* **ページ**
この構成によれば、障害物との衝突回避や、衝突回避の際に乗員に与える不快感の軽減等の要求を満たしつつ、経路候補を設定する際の演算負荷をさらに軽減することができる。
【0012】
本発明において、好ましくは、第1関数は、x座標を変数とする5次関数である。
この構成によれば、5次関数をx座標で1回~3回微分することにより、車両のヨー角、ヨー角速度、及びヨー角加速度と相関がある関係式を得ることができる。当該関係式により、車両のヨー角、ヨー角速度、及びヨー角加速度を評価することが可能になる。この結果、ヨー方向における車両の挙動を考慮し、乗員に与える不快感を軽減する経路候補を設定することが可能になる。
【0013】
本発明において、好ましくは、第2関数は、x座標を変数とする3次関数である。
この構成によれば、3関数をx座標で1回~2回微分することにより、車両のヨー角及びヨー角速度と相関がある関係式を得ることができる。当該関係式により、車両のヨー角及びヨー角速度を評価することが可能になる。この結果、ヨー方向における車両の挙動を考慮し、乗員に与える不快感を軽減する経路候補を設定することが可能になる。

* **表示データ**
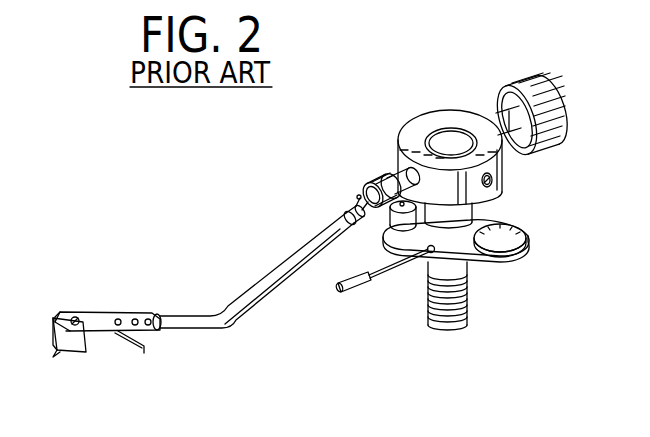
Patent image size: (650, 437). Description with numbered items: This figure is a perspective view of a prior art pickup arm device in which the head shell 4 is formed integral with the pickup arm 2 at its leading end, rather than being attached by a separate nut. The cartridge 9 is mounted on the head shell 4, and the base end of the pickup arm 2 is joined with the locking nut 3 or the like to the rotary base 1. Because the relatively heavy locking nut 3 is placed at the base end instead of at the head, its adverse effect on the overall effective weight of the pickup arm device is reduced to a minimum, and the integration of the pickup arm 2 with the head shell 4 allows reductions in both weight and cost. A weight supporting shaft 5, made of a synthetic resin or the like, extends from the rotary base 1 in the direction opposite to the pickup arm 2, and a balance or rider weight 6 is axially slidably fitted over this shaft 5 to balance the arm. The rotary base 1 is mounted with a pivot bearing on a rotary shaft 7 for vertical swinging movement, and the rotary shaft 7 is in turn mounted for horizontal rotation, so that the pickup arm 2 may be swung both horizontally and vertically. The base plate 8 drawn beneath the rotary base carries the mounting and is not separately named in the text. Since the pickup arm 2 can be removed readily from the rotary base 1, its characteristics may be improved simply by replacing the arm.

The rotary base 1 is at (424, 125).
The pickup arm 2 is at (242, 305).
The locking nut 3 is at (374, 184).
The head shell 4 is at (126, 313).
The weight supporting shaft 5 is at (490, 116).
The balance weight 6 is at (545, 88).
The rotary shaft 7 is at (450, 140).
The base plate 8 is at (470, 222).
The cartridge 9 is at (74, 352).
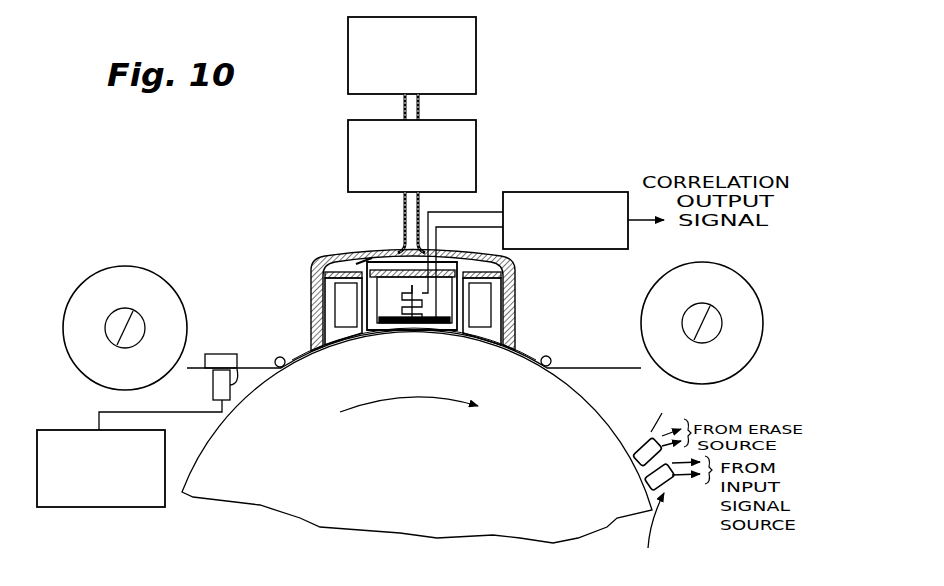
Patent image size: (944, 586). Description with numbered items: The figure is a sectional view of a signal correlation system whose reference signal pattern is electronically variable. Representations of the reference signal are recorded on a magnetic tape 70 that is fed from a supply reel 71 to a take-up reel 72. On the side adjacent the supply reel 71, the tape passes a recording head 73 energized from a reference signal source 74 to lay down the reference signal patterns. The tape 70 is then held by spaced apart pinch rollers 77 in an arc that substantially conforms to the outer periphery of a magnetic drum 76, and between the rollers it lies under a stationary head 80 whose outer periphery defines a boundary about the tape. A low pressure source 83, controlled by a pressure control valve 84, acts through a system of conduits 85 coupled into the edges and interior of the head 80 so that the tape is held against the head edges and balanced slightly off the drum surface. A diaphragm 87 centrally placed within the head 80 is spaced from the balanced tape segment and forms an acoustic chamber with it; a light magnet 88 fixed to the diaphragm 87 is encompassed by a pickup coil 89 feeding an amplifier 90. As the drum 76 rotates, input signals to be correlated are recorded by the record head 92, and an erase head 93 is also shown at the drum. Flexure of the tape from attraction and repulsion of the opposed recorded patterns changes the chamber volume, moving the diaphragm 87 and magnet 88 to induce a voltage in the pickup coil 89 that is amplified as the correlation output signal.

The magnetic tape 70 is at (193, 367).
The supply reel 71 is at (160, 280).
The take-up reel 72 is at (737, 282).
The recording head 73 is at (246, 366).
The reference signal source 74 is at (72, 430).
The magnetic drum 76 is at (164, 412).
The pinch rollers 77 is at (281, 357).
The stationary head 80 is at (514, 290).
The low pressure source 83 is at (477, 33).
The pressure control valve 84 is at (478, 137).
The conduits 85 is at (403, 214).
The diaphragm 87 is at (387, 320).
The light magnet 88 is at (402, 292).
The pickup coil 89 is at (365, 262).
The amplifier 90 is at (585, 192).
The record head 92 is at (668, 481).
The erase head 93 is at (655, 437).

* **作業内容**
**a.** 経路候補の設定についての文章では、第1関数はどのような関数が好ましいとされているか。
**b.** 経路候補の設定についての文章を、最後の文の後から書き継げ。

* **作業ごとの出力**
**a.** x座標を変数とする5次関数である。

**b.**
【0014】
上記課題を解決するために、本発明は、車両の経路候補を設定する経路候補設定方法であって、走行路に関する走行路情報を取得するステップと、走行路上の障害物に関する障害物情報を取得するステップと、走行路情報及び障害物情報に基づいて経路候補を設定するための演算を実行するステップと、を有し、走行路が延びる方向をx方向と定義し、走行路の幅方向をy方向と定義したとき、演算において、走行路上に複数のグリッド点を設定するステップと、演算実行時の車両の位置を始点とするとともにグリッド点を終点として延びる第1曲線であって、y座標がx座標を変数とする第1関数で表わされる第1曲線を規定するステップと、第1曲線の終点を始点とするとともに当該始点よりも車両から離間した位置に設定されているグリッド点を終点として延びる第2曲線であって、y座標がx座標を変数とし第1関数よりも次数が低い第2関数で表わされる第2曲線を規定するステップと、第1曲線及び第2曲線を経路候補として設定するステップと、を有し、さらに、演算において、障害物を検出している場合は、当該障害物よりも車両から離間した位置に設定されているグリッド点を終点とする第1曲線を規定するステップと、当該グリッド点を始点とする第2曲線を規定するステップと、を実行しない、ことを特徴としている。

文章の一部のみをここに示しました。